What is required |
The entries are to be returned exactly, with images left out.
##### Record excerpts #####
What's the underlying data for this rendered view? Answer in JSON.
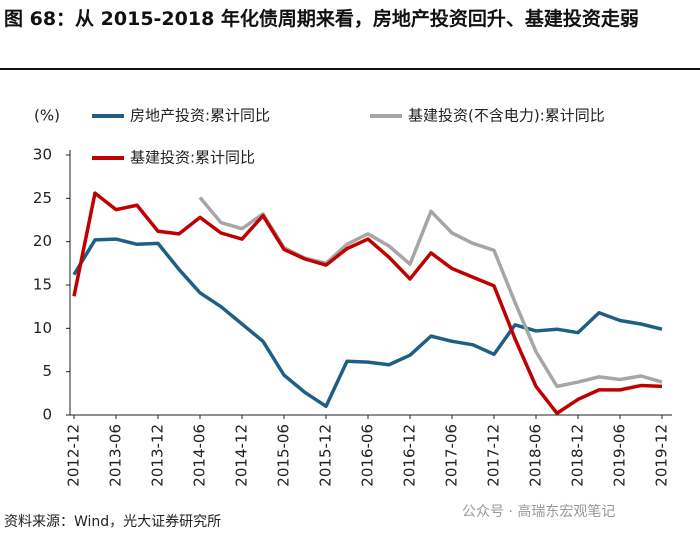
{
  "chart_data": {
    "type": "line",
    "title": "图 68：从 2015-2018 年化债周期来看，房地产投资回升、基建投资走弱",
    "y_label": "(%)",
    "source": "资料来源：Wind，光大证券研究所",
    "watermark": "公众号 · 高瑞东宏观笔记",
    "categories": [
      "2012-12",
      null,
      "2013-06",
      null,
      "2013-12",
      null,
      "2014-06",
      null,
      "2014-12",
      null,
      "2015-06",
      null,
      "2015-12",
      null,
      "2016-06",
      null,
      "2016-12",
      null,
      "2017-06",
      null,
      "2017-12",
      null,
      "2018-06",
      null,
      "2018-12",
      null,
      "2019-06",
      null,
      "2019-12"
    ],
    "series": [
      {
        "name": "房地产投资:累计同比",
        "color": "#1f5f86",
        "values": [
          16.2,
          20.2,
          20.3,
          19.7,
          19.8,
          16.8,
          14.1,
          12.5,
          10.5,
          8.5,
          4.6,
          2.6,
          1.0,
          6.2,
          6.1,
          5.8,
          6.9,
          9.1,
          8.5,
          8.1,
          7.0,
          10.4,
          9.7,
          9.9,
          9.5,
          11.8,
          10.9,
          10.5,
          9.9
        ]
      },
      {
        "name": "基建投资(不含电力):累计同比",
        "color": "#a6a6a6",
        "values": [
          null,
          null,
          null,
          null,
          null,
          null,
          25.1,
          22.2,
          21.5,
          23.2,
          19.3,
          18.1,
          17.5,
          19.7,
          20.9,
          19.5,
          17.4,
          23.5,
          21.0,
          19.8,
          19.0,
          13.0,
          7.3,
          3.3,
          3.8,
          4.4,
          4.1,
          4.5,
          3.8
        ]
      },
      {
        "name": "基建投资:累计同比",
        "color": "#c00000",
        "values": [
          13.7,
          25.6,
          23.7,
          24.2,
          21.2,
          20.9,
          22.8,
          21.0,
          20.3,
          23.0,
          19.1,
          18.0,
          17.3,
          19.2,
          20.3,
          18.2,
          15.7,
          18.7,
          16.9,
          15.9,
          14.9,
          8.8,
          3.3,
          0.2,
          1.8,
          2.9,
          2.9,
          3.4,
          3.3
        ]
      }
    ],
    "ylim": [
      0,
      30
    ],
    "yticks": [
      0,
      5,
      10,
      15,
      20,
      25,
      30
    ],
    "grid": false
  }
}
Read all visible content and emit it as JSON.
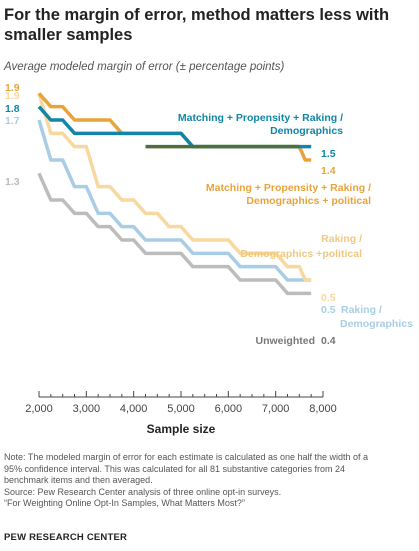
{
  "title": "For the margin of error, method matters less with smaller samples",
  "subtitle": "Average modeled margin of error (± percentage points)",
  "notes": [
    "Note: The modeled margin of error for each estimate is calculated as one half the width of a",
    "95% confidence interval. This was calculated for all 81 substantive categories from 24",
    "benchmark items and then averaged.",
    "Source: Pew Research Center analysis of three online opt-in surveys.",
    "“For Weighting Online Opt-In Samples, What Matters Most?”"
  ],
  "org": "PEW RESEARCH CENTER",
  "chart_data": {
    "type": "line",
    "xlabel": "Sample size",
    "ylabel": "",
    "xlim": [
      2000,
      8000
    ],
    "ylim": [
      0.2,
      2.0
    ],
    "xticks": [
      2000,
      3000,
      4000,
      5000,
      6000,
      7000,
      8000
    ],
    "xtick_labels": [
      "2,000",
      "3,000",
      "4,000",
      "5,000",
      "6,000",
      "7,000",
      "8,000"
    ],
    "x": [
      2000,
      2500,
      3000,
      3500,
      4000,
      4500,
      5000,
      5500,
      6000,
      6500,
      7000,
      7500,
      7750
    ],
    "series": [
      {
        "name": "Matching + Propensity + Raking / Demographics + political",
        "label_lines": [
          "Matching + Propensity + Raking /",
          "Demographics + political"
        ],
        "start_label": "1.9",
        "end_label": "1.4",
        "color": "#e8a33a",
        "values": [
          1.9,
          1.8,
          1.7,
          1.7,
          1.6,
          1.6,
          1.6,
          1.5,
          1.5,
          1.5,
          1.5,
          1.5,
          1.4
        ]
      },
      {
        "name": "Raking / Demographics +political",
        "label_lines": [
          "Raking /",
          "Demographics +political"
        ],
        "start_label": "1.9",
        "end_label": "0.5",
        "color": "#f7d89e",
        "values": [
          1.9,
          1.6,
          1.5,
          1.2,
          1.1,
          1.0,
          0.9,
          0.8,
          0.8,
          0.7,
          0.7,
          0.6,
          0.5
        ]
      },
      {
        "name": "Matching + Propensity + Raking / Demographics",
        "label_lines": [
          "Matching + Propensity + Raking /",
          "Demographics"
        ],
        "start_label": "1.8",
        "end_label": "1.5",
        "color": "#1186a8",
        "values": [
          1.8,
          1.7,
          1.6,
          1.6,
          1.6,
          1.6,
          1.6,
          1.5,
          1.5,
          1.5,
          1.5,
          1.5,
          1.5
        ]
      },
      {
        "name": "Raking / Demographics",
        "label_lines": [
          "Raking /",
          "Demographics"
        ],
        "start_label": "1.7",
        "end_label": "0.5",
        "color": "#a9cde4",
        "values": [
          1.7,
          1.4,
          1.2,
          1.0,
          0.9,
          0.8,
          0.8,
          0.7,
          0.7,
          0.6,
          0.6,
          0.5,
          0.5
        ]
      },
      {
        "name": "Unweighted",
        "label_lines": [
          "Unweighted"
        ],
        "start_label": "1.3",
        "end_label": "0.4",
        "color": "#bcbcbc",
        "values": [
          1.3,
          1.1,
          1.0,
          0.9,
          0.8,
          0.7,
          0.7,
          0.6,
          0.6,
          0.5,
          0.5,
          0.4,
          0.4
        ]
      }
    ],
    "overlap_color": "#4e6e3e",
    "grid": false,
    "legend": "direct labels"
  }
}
#####
Answer to the exercise |
What's the underlying data for this rendered view? Answer in JSON.
{
  "chart_data": {
    "type": "line",
    "title": "图 68：从 2015-2018 年化债周期来看，房地产投资回升、基建投资走弱",
    "y_label": "(%)",
    "source": "资料来源：Wind，光大证券研究所",
    "watermark": "公众号 · 高瑞东宏观笔记",
    "categories": [
      "2012-12",
      null,
      "2013-06",
      null,
      "2013-12",
      null,
      "2014-06",
      null,
      "2014-12",
      null,
      "2015-06",
      null,
      "2015-12",
      null,
      "2016-06",
      null,
      "2016-12",
      null,
      "2017-06",
      null,
      "2017-12",
      null,
      "2018-06",
      null,
      "2018-12",
      null,
      "2019-06",
      null,
      "2019-12"
    ],
    "series": [
      {
        "name": "房地产投资:累计同比",
        "color": "#1f5f86",
        "values": [
          16.2,
          20.2,
          20.3,
          19.7,
          19.8,
          16.8,
          14.1,
          12.5,
          10.5,
          8.5,
          4.6,
          2.6,
          1.0,
          6.2,
          6.1,
          5.8,
          6.9,
          9.1,
          8.5,
          8.1,
          7.0,
          10.4,
          9.7,
          9.9,
          9.5,
          11.8,
          10.9,
          10.5,
          9.9
        ]
      },
      {
        "name": "基建投资(不含电力):累计同比",
        "color": "#a6a6a6",
        "values": [
          null,
          null,
          null,
          null,
          null,
          null,
          25.1,
          22.2,
          21.5,
          23.2,
          19.3,
          18.1,
          17.5,
          19.7,
          20.9,
          19.5,
          17.4,
          23.5,
          21.0,
          19.8,
          19.0,
          13.0,
          7.3,
          3.3,
          3.8,
          4.4,
          4.1,
          4.5,
          3.8
        ]
      },
      {
        "name": "基建投资:累计同比",
        "color": "#c00000",
        "values": [
          13.7,
          25.6,
          23.7,
          24.2,
          21.2,
          20.9,
          22.8,
          21.0,
          20.3,
          23.0,
          19.1,
          18.0,
          17.3,
          19.2,
          20.3,
          18.2,
          15.7,
          18.7,
          16.9,
          15.9,
          14.9,
          8.8,
          3.3,
          0.2,
          1.8,
          2.9,
          2.9,
          3.4,
          3.3
        ]
      }
    ],
    "ylim": [
      0,
      30
    ],
    "yticks": [
      0,
      5,
      10,
      15,
      20,
      25,
      30
    ],
    "grid": false
  }
}
Read all visible content and emit it as JSON.
{
  "title": "For the margin of error, method matters less with smaller samples",
  "subtitle": "Average modeled margin of error (± percentage points)",
  "notes": [
    "Note: The modeled margin of error for each estimate is calculated as one half the width of a",
    "95% confidence interval. This was calculated for all 81 substantive categories from 24",
    "benchmark items and then averaged.",
    "Source: Pew Research Center analysis of three online opt-in surveys.",
    "“For Weighting Online Opt-In Samples, What Matters Most?”"
  ],
  "org": "PEW RESEARCH CENTER",
  "chart_data": {
    "type": "line",
    "xlabel": "Sample size",
    "ylabel": "",
    "xlim": [
      2000,
      8000
    ],
    "ylim": [
      0.2,
      2.0
    ],
    "xticks": [
      2000,
      3000,
      4000,
      5000,
      6000,
      7000,
      8000
    ],
    "xtick_labels": [
      "2,000",
      "3,000",
      "4,000",
      "5,000",
      "6,000",
      "7,000",
      "8,000"
    ],
    "x": [
      2000,
      2500,
      3000,
      3500,
      4000,
      4500,
      5000,
      5500,
      6000,
      6500,
      7000,
      7500,
      7750
    ],
    "series": [
      {
        "name": "Matching + Propensity + Raking / Demographics + political",
        "label_lines": [
          "Matching + Propensity + Raking /",
          "Demographics + political"
        ],
        "start_label": "1.9",
        "end_label": "1.4",
        "color": "#e8a33a",
        "values": [
          1.9,
          1.8,
          1.7,
          1.7,
          1.6,
          1.6,
          1.6,
          1.5,
          1.5,
          1.5,
          1.5,
          1.5,
          1.4
        ]
      },
      {
        "name": "Raking / Demographics +political",
        "label_lines": [
          "Raking /",
          "Demographics +political"
        ],
        "start_label": "1.9",
        "end_label": "0.5",
        "color": "#f7d89e",
        "values": [
          1.9,
          1.6,
          1.5,
          1.2,
          1.1,
          1.0,
          0.9,
          0.8,
          0.8,
          0.7,
          0.7,
          0.6,
          0.5
        ]
      },
      {
        "name": "Matching + Propensity + Raking / Demographics",
        "label_lines": [
          "Matching + Propensity + Raking /",
          "Demographics"
        ],
        "start_label": "1.8",
        "end_label": "1.5",
        "color": "#1186a8",
        "values": [
          1.8,
          1.7,
          1.6,
          1.6,
          1.6,
          1.6,
          1.6,
          1.5,
          1.5,
          1.5,
          1.5,
          1.5,
          1.5
        ]
      },
      {
        "name": "Raking / Demographics",
        "label_lines": [
          "Raking /",
          "Demographics"
        ],
        "start_label": "1.7",
        "end_label": "0.5",
        "color": "#a9cde4",
        "values": [
          1.7,
          1.4,
          1.2,
          1.0,
          0.9,
          0.8,
          0.8,
          0.7,
          0.7,
          0.6,
          0.6,
          0.5,
          0.5
        ]
      },
      {
        "name": "Unweighted",
        "label_lines": [
          "Unweighted"
        ],
        "start_label": "1.3",
        "end_label": "0.4",
        "color": "#bcbcbc",
        "values": [
          1.3,
          1.1,
          1.0,
          0.9,
          0.8,
          0.7,
          0.7,
          0.6,
          0.6,
          0.5,
          0.5,
          0.4,
          0.4
        ]
      }
    ],
    "overlap_color": "#4e6e3e",
    "grid": false,
    "legend": "direct labels"
  }
}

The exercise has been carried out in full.